GIVEN REQUEST =>
Output the records below line for line with no changes, omitting the pictures.

(Stored records)
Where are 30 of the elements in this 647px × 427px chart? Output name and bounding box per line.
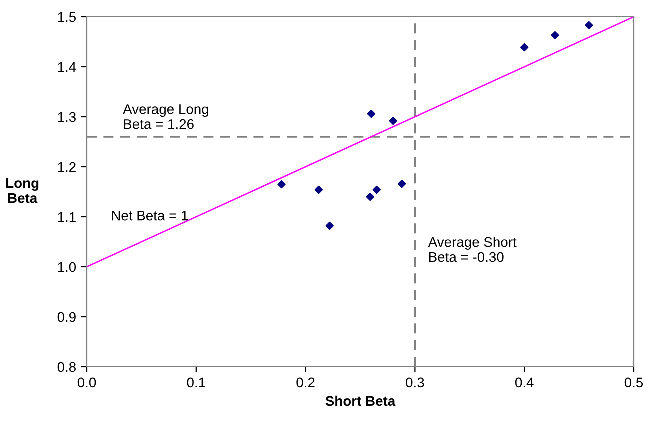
- annotation: Average Short Beta = -0.30: [428, 237, 517, 262]
- x-tick-label: 0.5: [624, 378, 644, 388]
- y-tick-label: 1.5: [58, 12, 76, 22]
- x-axis-title: Short Beta: [326, 396, 396, 406]
- point: [366, 192, 374, 202]
- point: [314, 186, 324, 194]
- point: [520, 43, 529, 52]
- annotation: Net Beta = 1: [112, 211, 188, 221]
- y-axis-title: Long Beta: [6, 178, 39, 204]
- y-tick-label: 0.8: [58, 362, 76, 372]
- point: [372, 186, 382, 194]
- y-tick-label: 1.3: [58, 112, 76, 122]
- point: [585, 21, 594, 30]
- point: [398, 180, 406, 188]
- annotation: Average Long Beta = 1.26: [123, 104, 208, 130]
- point: [278, 180, 286, 189]
- x-tick-label: 0.4: [515, 378, 534, 388]
- point: [326, 222, 334, 230]
- y-tick-label: 1.4: [58, 62, 76, 72]
- y-tick-label: 1.1: [58, 212, 76, 222]
- x-tick-label: 0.3: [406, 378, 424, 388]
- y-tick-label: 0.9: [58, 312, 76, 322]
- y-tick-label: 1.2: [58, 162, 76, 172]
- x-tick-label: 0.1: [187, 378, 206, 388]
- point: [367, 110, 376, 118]
- point: [389, 116, 398, 126]
- point: [551, 31, 560, 40]
- x-tick-label: 0.2: [296, 378, 315, 388]
- y-tick-label: 1.0: [58, 262, 76, 272]
- x-tick-label: 0.0: [78, 378, 96, 388]
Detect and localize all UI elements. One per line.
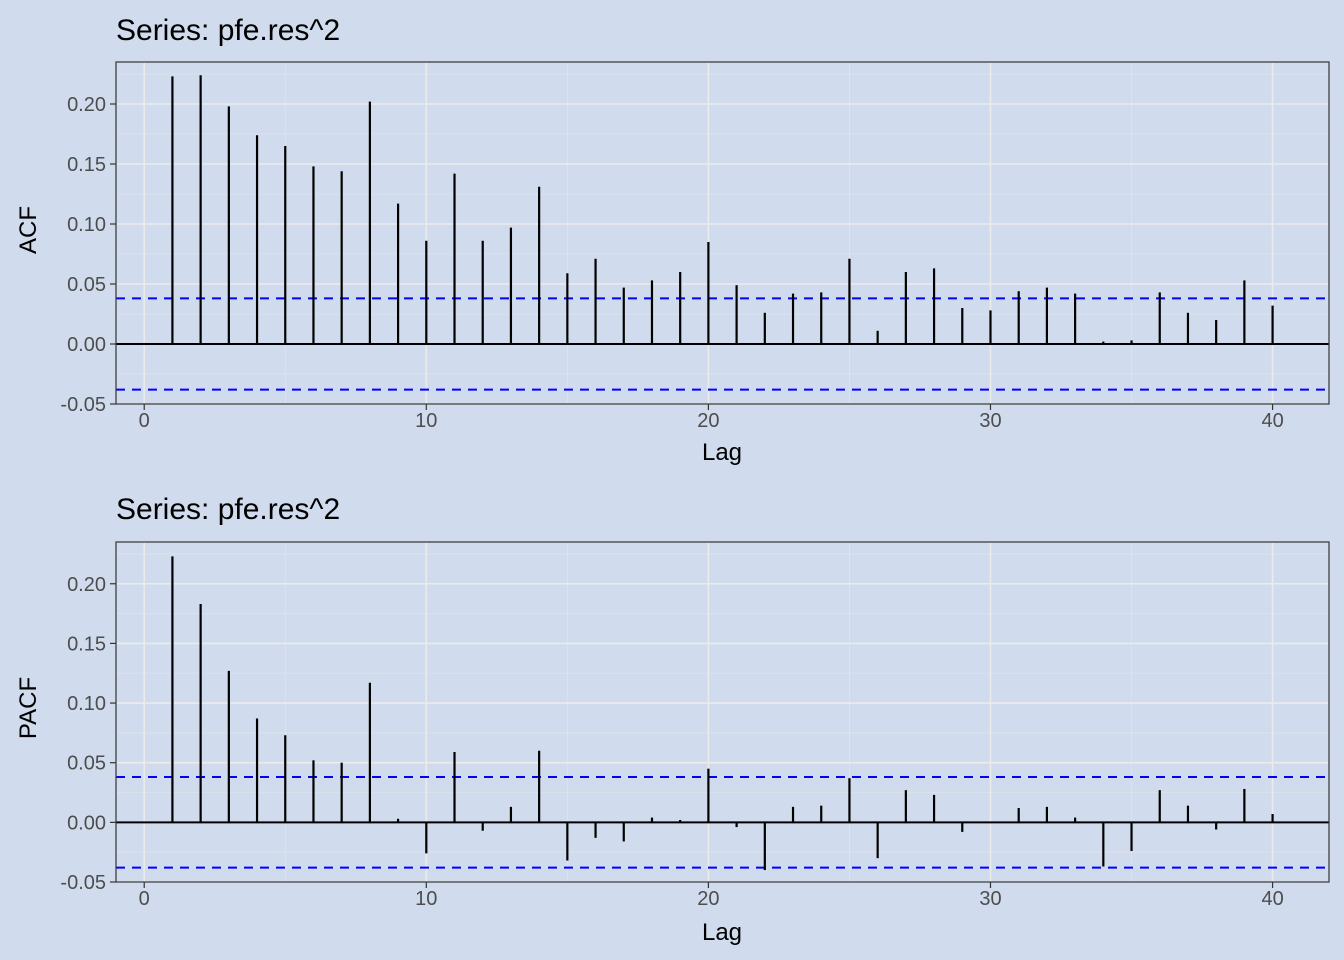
- pacf-confidence-bounds: [116, 776, 1329, 869]
- acf-y-axis-title: ACF: [15, 206, 42, 254]
- acf-y-tick-label: -0.05: [60, 394, 106, 416]
- acf-x-tick-label: 0: [139, 410, 150, 432]
- pacf-plot-background: [116, 542, 1329, 882]
- acf-plot-frame: [115, 61, 1330, 405]
- pacf-x-tick-label: 0: [139, 888, 150, 910]
- pacf-plot-frame: [115, 541, 1330, 883]
- acf-y-tick-label: 0.20: [67, 94, 106, 116]
- acf-y-tick-label: 0.15: [67, 154, 106, 176]
- pacf-x-axis-ticks: 0 10 20 30 40: [139, 882, 1284, 910]
- acf-gridlines: [116, 62, 1329, 405]
- acf-x-tick-label: 10: [415, 410, 437, 432]
- pacf-y-tick-label: -0.05: [60, 872, 106, 894]
- pacf-y-tick-label: 0.20: [67, 574, 106, 596]
- acf-plot-background: [116, 62, 1329, 404]
- pacf-y-tick-label: 0.00: [67, 812, 106, 834]
- acf-x-tick-label: 30: [979, 410, 1001, 432]
- pacf-y-tick-label: 0.15: [67, 633, 106, 655]
- pacf-x-tick-label: 10: [415, 888, 437, 910]
- acf-y-tick-label: 0.05: [67, 274, 106, 296]
- pacf-y-axis-title: PACF: [15, 677, 42, 739]
- acf-y-axis-ticks: -0.05 0.00 0.05 0.10 0.15 0.20: [60, 94, 116, 416]
- pacf-y-tick-label: 0.05: [67, 753, 106, 775]
- pacf-y-tick-label: 0.10: [67, 693, 106, 715]
- acf-confidence-bounds: [116, 297, 1329, 391]
- acf-chart-title: Series: pfe.res^2: [116, 14, 340, 47]
- acf-bars: [116, 75, 1329, 345]
- pacf-chart-title: Series: pfe.res^2: [116, 493, 340, 526]
- acf-x-tick-label: 20: [697, 410, 719, 432]
- pacf-x-tick-label: 30: [979, 888, 1001, 910]
- acf-x-axis-title: Lag: [702, 439, 742, 466]
- acf-y-tick-label: 0.10: [67, 214, 106, 236]
- acf-y-tick-label: 0.00: [67, 334, 106, 356]
- pacf-x-tick-label: 20: [697, 888, 719, 910]
- acf-x-tick-label: 40: [1261, 410, 1283, 432]
- pacf-x-tick-label: 40: [1261, 888, 1283, 910]
- pacf-y-axis-ticks: -0.05 0.00 0.05 0.10 0.15 0.20: [60, 574, 116, 894]
- acf-panel: Series: pfe.res^2 -0.05 0.00 0.05 0.10 0.15 0…: [15, 14, 1330, 466]
- pacf-x-axis-title: Lag: [702, 919, 742, 946]
- pacf-bars: [116, 556, 1329, 871]
- pacf-gridlines: [116, 542, 1329, 883]
- pacf-panel: Series: pfe.res^2 -0.05 0.00 0.05 0.10 0.15 0…: [15, 493, 1330, 946]
- acf-x-axis-ticks: 0 10 20 30 40: [139, 404, 1284, 432]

TASK SOLUTION =>
Where are 30 of the elements in this 647px × 427px chart? Output name and bounding box per line.
- annotation: Average Short Beta = -0.30: [428, 237, 517, 262]
- x-tick-label: 0.5: [624, 378, 644, 388]
- y-tick-label: 1.5: [58, 12, 76, 22]
- x-axis-title: Short Beta: [326, 396, 396, 406]
- point: [366, 192, 374, 202]
- point: [314, 186, 324, 194]
- point: [520, 43, 529, 52]
- annotation: Net Beta = 1: [112, 211, 188, 221]
- y-axis-title: Long Beta: [6, 178, 39, 204]
- y-tick-label: 0.8: [58, 362, 76, 372]
- point: [372, 186, 382, 194]
- y-tick-label: 1.3: [58, 112, 76, 122]
- point: [585, 21, 594, 30]
- point: [398, 180, 406, 188]
- annotation: Average Long Beta = 1.26: [123, 104, 208, 130]
- point: [278, 180, 286, 189]
- x-tick-label: 0.4: [515, 378, 534, 388]
- point: [326, 222, 334, 230]
- y-tick-label: 1.4: [58, 62, 76, 72]
- y-tick-label: 1.1: [58, 212, 76, 222]
- x-tick-label: 0.3: [406, 378, 424, 388]
- y-tick-label: 0.9: [58, 312, 76, 322]
- y-tick-label: 1.2: [58, 162, 76, 172]
- x-tick-label: 0.1: [187, 378, 206, 388]
- point: [367, 110, 376, 118]
- point: [389, 116, 398, 126]
- point: [551, 31, 560, 40]
- x-tick-label: 0.2: [296, 378, 315, 388]
- y-tick-label: 1.0: [58, 262, 76, 272]
- x-tick-label: 0.0: [78, 378, 96, 388]
Detect and localize all UI elements. One per line.
- pacf-confidence-bounds: [116, 776, 1329, 869]
- acf-y-axis-title: ACF: [15, 206, 42, 254]
- acf-y-tick-label: -0.05: [60, 394, 106, 416]
- acf-x-tick-label: 0: [139, 410, 150, 432]
- pacf-plot-background: [116, 542, 1329, 882]
- acf-plot-frame: [115, 61, 1330, 405]
- pacf-x-tick-label: 0: [139, 888, 150, 910]
- pacf-plot-frame: [115, 541, 1330, 883]
- acf-y-tick-label: 0.20: [67, 94, 106, 116]
- acf-y-tick-label: 0.15: [67, 154, 106, 176]
- pacf-x-axis-ticks: 0 10 20 30 40: [139, 882, 1284, 910]
- acf-gridlines: [116, 62, 1329, 405]
- acf-x-tick-label: 10: [415, 410, 437, 432]
- pacf-y-tick-label: -0.05: [60, 872, 106, 894]
- pacf-y-tick-label: 0.20: [67, 574, 106, 596]
- acf-plot-background: [116, 62, 1329, 404]
- pacf-y-tick-label: 0.00: [67, 812, 106, 834]
- acf-x-tick-label: 30: [979, 410, 1001, 432]
- pacf-y-tick-label: 0.15: [67, 633, 106, 655]
- pacf-x-tick-label: 10: [415, 888, 437, 910]
- acf-y-tick-label: 0.05: [67, 274, 106, 296]
- pacf-y-axis-title: PACF: [15, 677, 42, 739]
- acf-y-axis-ticks: -0.05 0.00 0.05 0.10 0.15 0.20: [60, 94, 116, 416]
- pacf-y-tick-label: 0.05: [67, 753, 106, 775]
- pacf-y-tick-label: 0.10: [67, 693, 106, 715]
- acf-confidence-bounds: [116, 297, 1329, 391]
- acf-chart-title: Series: pfe.res^2: [116, 14, 340, 47]
- acf-bars: [116, 75, 1329, 345]
- pacf-chart-title: Series: pfe.res^2: [116, 493, 340, 526]
- acf-x-tick-label: 20: [697, 410, 719, 432]
- pacf-x-tick-label: 30: [979, 888, 1001, 910]
- acf-x-axis-title: Lag: [702, 439, 742, 466]
- acf-y-tick-label: 0.10: [67, 214, 106, 236]
- acf-y-tick-label: 0.00: [67, 334, 106, 356]
- pacf-x-tick-label: 20: [697, 888, 719, 910]
- acf-x-tick-label: 40: [1261, 410, 1283, 432]
- pacf-x-tick-label: 40: [1261, 888, 1283, 910]
- pacf-y-axis-ticks: -0.05 0.00 0.05 0.10 0.15 0.20: [60, 574, 116, 894]
- acf-panel: Series: pfe.res^2 -0.05 0.00 0.05 0.10 0.15 0…: [15, 14, 1330, 466]
- pacf-x-axis-title: Lag: [702, 919, 742, 946]
- pacf-bars: [116, 556, 1329, 871]
- pacf-gridlines: [116, 542, 1329, 883]
- pacf-panel: Series: pfe.res^2 -0.05 0.00 0.05 0.10 0.15 0…: [15, 493, 1330, 946]
- acf-x-axis-ticks: 0 10 20 30 40: [139, 404, 1284, 432]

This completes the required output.